▶ [Short task]: Omit all images, then return the remaining material exactly as it stands.

▶ [Data for this task]:

- - -

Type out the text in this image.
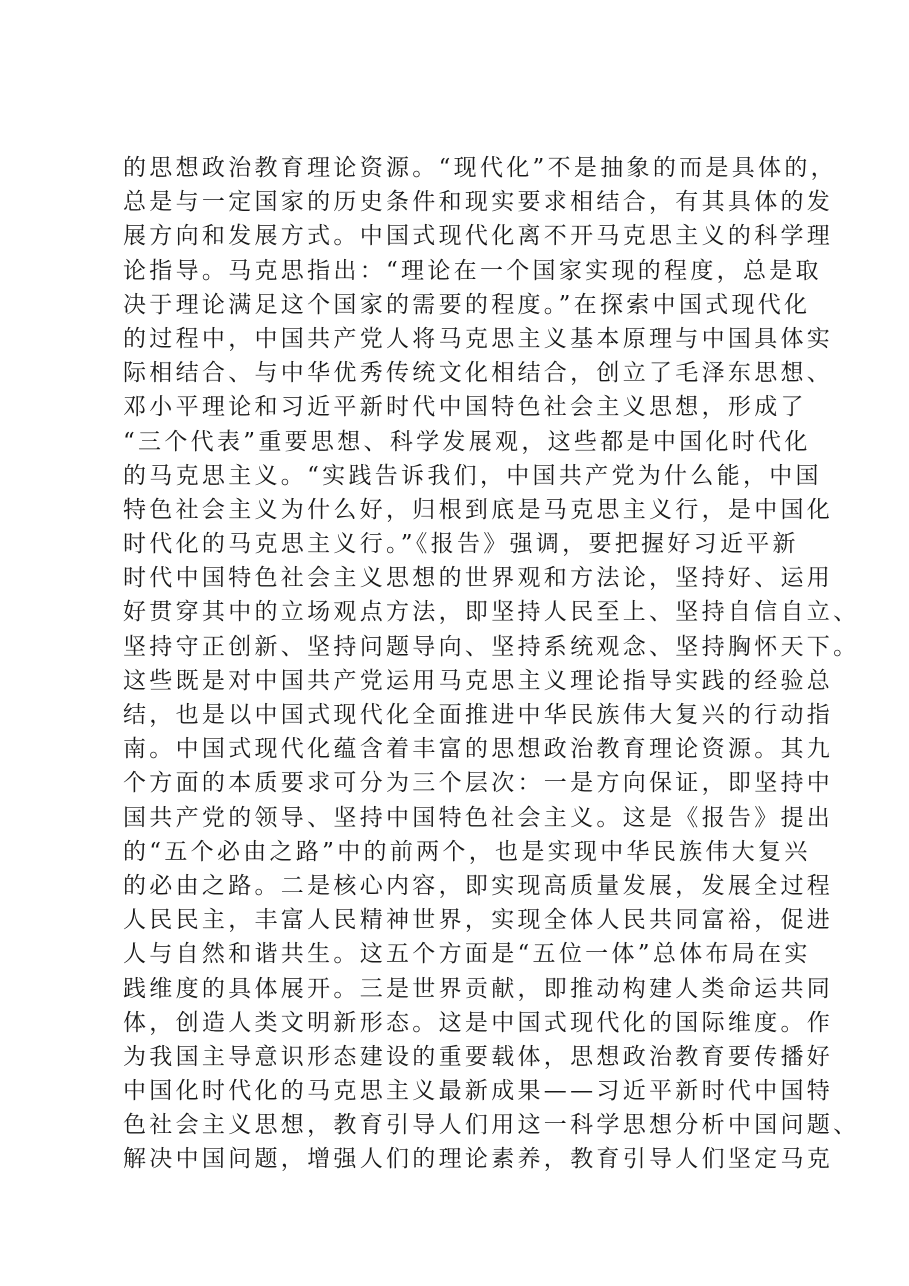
的思想政治教育理论资源。“现代化”不是抽象的而是具体的，
总是与一定国家的历史条件和现实要求相结合，有其具体的发
展方向和发展方式。中国式现代化离不开马克思主义的科学理
论指导。马克思指出：“理论在一个国家实现的程度，总是取
决于理论满足这个国家的需要的程度。”在探索中国式现代化
的过程中，中国共产党人将马克思主义基本原理与中国具体实
际相结合、与中华优秀传统文化相结合，创立了毛泽东思想、
邓小平理论和习近平新时代中国特色社会主义思想，形成了
“三个代表”重要思想、科学发展观，这些都是中国化时代化
的马克思主义。“实践告诉我们，中国共产党为什么能，中国
特色社会主义为什么好，归根到底是马克思主义行，是中国化
时代化的马克思主义行。”《报告》强调，要把握好习近平新
时代中国特色社会主义思想的世界观和方法论，坚持好、运用
好贯穿其中的立场观点方法，即坚持人民至上、坚持自信自立、
坚持守正创新、坚持问题导向、坚持系统观念、坚持胸怀天下。
这些既是对中国共产党运用马克思主义理论指导实践的经验总
结，也是以中国式现代化全面推进中华民族伟大复兴的行动指
南。中国式现代化蕴含着丰富的思想政治教育理论资源。其九
个方面的本质要求可分为三个层次：一是方向保证，即坚持中
国共产党的领导、坚持中国特色社会主义。这是《报告》提出
的“五个必由之路”中的前两个，也是实现中华民族伟大复兴
的必由之路。二是核心内容，即实现高质量发展，发展全过程
人民民主，丰富人民精神世界，实现全体人民共同富裕，促进
人与自然和谐共生。这五个方面是“五位一体”总体布局在实
践维度的具体展开。三是世界贡献，即推动构建人类命运共同
体，创造人类文明新形态。这是中国式现代化的国际维度。作
为我国主导意识形态建设的重要载体，思想政治教育要传播好
中国化时代化的马克思主义最新成果——习近平新时代中国特
色社会主义思想，教育引导人们用这一科学思想分析中国问题、
解决中国问题，增强人们的理论素养，教育引导人们坚定马克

- - -

▶ [Exercise result]:
Type out the text in this image.
的思想政治教育理论资源。“现代化”不是抽象的而是具体的，
总是与一定国家的历史条件和现实要求相结合，有其具体的发
展方向和发展方式。中国式现代化离不开马克思主义的科学理
论指导。马克思指出：“理论在一个国家实现的程度，总是取
决于理论满足这个国家的需要的程度。”在探索中国式现代化
的过程中，中国共产党人将马克思主义基本原理与中国具体实
际相结合、与中华优秀传统文化相结合，创立了毛泽东思想、
邓小平理论和习近平新时代中国特色社会主义思想，形成了
“三个代表”重要思想、科学发展观，这些都是中国化时代化
的马克思主义。“实践告诉我们，中国共产党为什么能，中国
特色社会主义为什么好，归根到底是马克思主义行，是中国化
时代化的马克思主义行。”《报告》强调，要把握好习近平新
时代中国特色社会主义思想的世界观和方法论，坚持好、运用
好贯穿其中的立场观点方法，即坚持人民至上、坚持自信自立、
坚持守正创新、坚持问题导向、坚持系统观念、坚持胸怀天下。
这些既是对中国共产党运用马克思主义理论指导实践的经验总
结，也是以中国式现代化全面推进中华民族伟大复兴的行动指
南。中国式现代化蕴含着丰富的思想政治教育理论资源。其九
个方面的本质要求可分为三个层次：一是方向保证，即坚持中
国共产党的领导、坚持中国特色社会主义。这是《报告》提出
的“五个必由之路”中的前两个，也是实现中华民族伟大复兴
的必由之路。二是核心内容，即实现高质量发展，发展全过程
人民民主，丰富人民精神世界，实现全体人民共同富裕，促进
人与自然和谐共生。这五个方面是“五位一体”总体布局在实
践维度的具体展开。三是世界贡献，即推动构建人类命运共同
体，创造人类文明新形态。这是中国式现代化的国际维度。作
为我国主导意识形态建设的重要载体，思想政治教育要传播好
中国化时代化的马克思主义最新成果——习近平新时代中国特
色社会主义思想，教育引导人们用这一科学思想分析中国问题、
解决中国问题，增强人们的理论素养，教育引导人们坚定马克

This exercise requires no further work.